What you are asked to do — Repeat each entry as written, dropping any picture you find.

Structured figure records
*-*-*

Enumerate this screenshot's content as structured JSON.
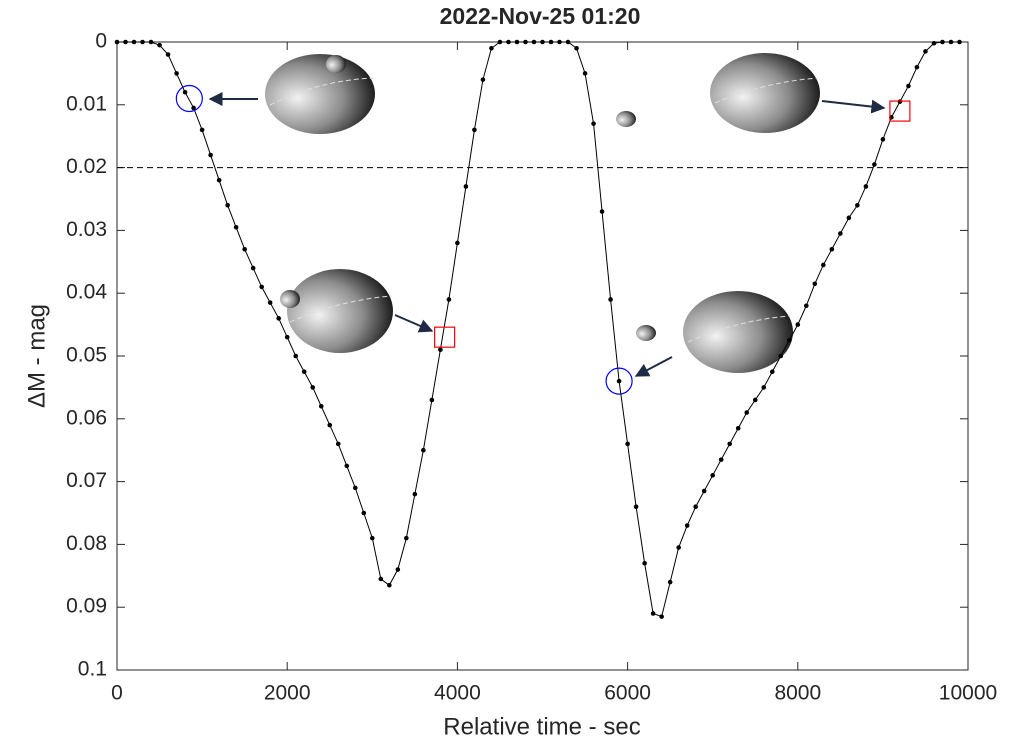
{
  "chart_data": {
    "type": "line",
    "title": "2022-Nov-25 01:20",
    "x_label": "Relative time - sec",
    "y_label": "ΔM - mag",
    "x": [
      0,
      100,
      200,
      300,
      400,
      500,
      600,
      700,
      800,
      900,
      1000,
      1100,
      1200,
      1300,
      1400,
      1500,
      1600,
      1700,
      1800,
      1900,
      2000,
      2100,
      2200,
      2300,
      2400,
      2500,
      2600,
      2700,
      2800,
      2900,
      3000,
      3100,
      3200,
      3300,
      3400,
      3500,
      3600,
      3700,
      3800,
      3900,
      4000,
      4100,
      4200,
      4300,
      4400,
      4500,
      4600,
      4700,
      4800,
      4900,
      5000,
      5100,
      5200,
      5300,
      5400,
      5500,
      5600,
      5700,
      5800,
      5900,
      6000,
      6100,
      6200,
      6300,
      6400,
      6500,
      6600,
      6700,
      6800,
      6900,
      7000,
      7100,
      7200,
      7300,
      7400,
      7500,
      7600,
      7700,
      7800,
      7900,
      8000,
      8100,
      8200,
      8300,
      8400,
      8500,
      8600,
      8700,
      8800,
      8900,
      9000,
      9100,
      9200,
      9300,
      9400,
      9500,
      9600,
      9700,
      9800,
      9900
    ],
    "values": [
      0,
      0,
      0,
      0,
      0,
      0.0005,
      0.002,
      0.005,
      0.008,
      0.0105,
      0.014,
      0.018,
      0.022,
      0.026,
      0.0295,
      0.033,
      0.036,
      0.039,
      0.0415,
      0.044,
      0.047,
      0.05,
      0.0525,
      0.055,
      0.058,
      0.061,
      0.064,
      0.0675,
      0.071,
      0.075,
      0.079,
      0.0855,
      0.0865,
      0.084,
      0.079,
      0.072,
      0.065,
      0.057,
      0.049,
      0.041,
      0.032,
      0.023,
      0.014,
      0.006,
      0.001,
      0,
      0,
      0,
      0,
      0,
      0,
      0,
      0,
      0,
      0.001,
      0.005,
      0.013,
      0.027,
      0.041,
      0.054,
      0.064,
      0.074,
      0.083,
      0.091,
      0.0915,
      0.086,
      0.0805,
      0.077,
      0.074,
      0.0715,
      0.069,
      0.0665,
      0.064,
      0.0615,
      0.059,
      0.057,
      0.055,
      0.0525,
      0.05,
      0.0475,
      0.045,
      0.042,
      0.0385,
      0.0355,
      0.033,
      0.0305,
      0.028,
      0.026,
      0.023,
      0.0195,
      0.0155,
      0.012,
      0.0095,
      0.007,
      0.004,
      0.0015,
      0.0002,
      0,
      0,
      0
    ],
    "color": "#000000",
    "xlim": [
      0,
      10000
    ],
    "xticks": [
      0,
      2000,
      4000,
      6000,
      8000,
      10000
    ],
    "ylim": [
      0,
      0.1
    ],
    "yticks": [
      0,
      0.01,
      0.02,
      0.03,
      0.04,
      0.05,
      0.06,
      0.07,
      0.08,
      0.09,
      0.1
    ],
    "y_reversed": true,
    "reference_line": {
      "value": 0.02,
      "style": "dashed"
    },
    "highlights": [
      {
        "x": 850,
        "y": 0.009,
        "shape": "circle",
        "color": "#0000ff"
      },
      {
        "x": 3850,
        "y": 0.047,
        "shape": "square",
        "color": "#ff0000"
      },
      {
        "x": 5900,
        "y": 0.054,
        "shape": "circle",
        "color": "#0000ff"
      },
      {
        "x": 9200,
        "y": 0.011,
        "shape": "square",
        "color": "#ff0000"
      }
    ]
  }
}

*-*-*

Finished answer —
Enumerate this screenshot's content as structured JSON.
{
  "chart_data": {
    "type": "line",
    "title": "2022-Nov-25 01:20",
    "x_label": "Relative time - sec",
    "y_label": "ΔM - mag",
    "x": [
      0,
      100,
      200,
      300,
      400,
      500,
      600,
      700,
      800,
      900,
      1000,
      1100,
      1200,
      1300,
      1400,
      1500,
      1600,
      1700,
      1800,
      1900,
      2000,
      2100,
      2200,
      2300,
      2400,
      2500,
      2600,
      2700,
      2800,
      2900,
      3000,
      3100,
      3200,
      3300,
      3400,
      3500,
      3600,
      3700,
      3800,
      3900,
      4000,
      4100,
      4200,
      4300,
      4400,
      4500,
      4600,
      4700,
      4800,
      4900,
      5000,
      5100,
      5200,
      5300,
      5400,
      5500,
      5600,
      5700,
      5800,
      5900,
      6000,
      6100,
      6200,
      6300,
      6400,
      6500,
      6600,
      6700,
      6800,
      6900,
      7000,
      7100,
      7200,
      7300,
      7400,
      7500,
      7600,
      7700,
      7800,
      7900,
      8000,
      8100,
      8200,
      8300,
      8400,
      8500,
      8600,
      8700,
      8800,
      8900,
      9000,
      9100,
      9200,
      9300,
      9400,
      9500,
      9600,
      9700,
      9800,
      9900
    ],
    "values": [
      0,
      0,
      0,
      0,
      0,
      0.0005,
      0.002,
      0.005,
      0.008,
      0.0105,
      0.014,
      0.018,
      0.022,
      0.026,
      0.0295,
      0.033,
      0.036,
      0.039,
      0.0415,
      0.044,
      0.047,
      0.05,
      0.0525,
      0.055,
      0.058,
      0.061,
      0.064,
      0.0675,
      0.071,
      0.075,
      0.079,
      0.0855,
      0.0865,
      0.084,
      0.079,
      0.072,
      0.065,
      0.057,
      0.049,
      0.041,
      0.032,
      0.023,
      0.014,
      0.006,
      0.001,
      0,
      0,
      0,
      0,
      0,
      0,
      0,
      0,
      0,
      0.001,
      0.005,
      0.013,
      0.027,
      0.041,
      0.054,
      0.064,
      0.074,
      0.083,
      0.091,
      0.0915,
      0.086,
      0.0805,
      0.077,
      0.074,
      0.0715,
      0.069,
      0.0665,
      0.064,
      0.0615,
      0.059,
      0.057,
      0.055,
      0.0525,
      0.05,
      0.0475,
      0.045,
      0.042,
      0.0385,
      0.0355,
      0.033,
      0.0305,
      0.028,
      0.026,
      0.023,
      0.0195,
      0.0155,
      0.012,
      0.0095,
      0.007,
      0.004,
      0.0015,
      0.0002,
      0,
      0,
      0
    ],
    "color": "#000000",
    "xlim": [
      0,
      10000
    ],
    "xticks": [
      0,
      2000,
      4000,
      6000,
      8000,
      10000
    ],
    "ylim": [
      0,
      0.1
    ],
    "yticks": [
      0,
      0.01,
      0.02,
      0.03,
      0.04,
      0.05,
      0.06,
      0.07,
      0.08,
      0.09,
      0.1
    ],
    "y_reversed": true,
    "reference_line": {
      "value": 0.02,
      "style": "dashed"
    },
    "highlights": [
      {
        "x": 850,
        "y": 0.009,
        "shape": "circle",
        "color": "#0000ff"
      },
      {
        "x": 3850,
        "y": 0.047,
        "shape": "square",
        "color": "#ff0000"
      },
      {
        "x": 5900,
        "y": 0.054,
        "shape": "circle",
        "color": "#0000ff"
      },
      {
        "x": 9200,
        "y": 0.011,
        "shape": "square",
        "color": "#ff0000"
      }
    ]
  }
}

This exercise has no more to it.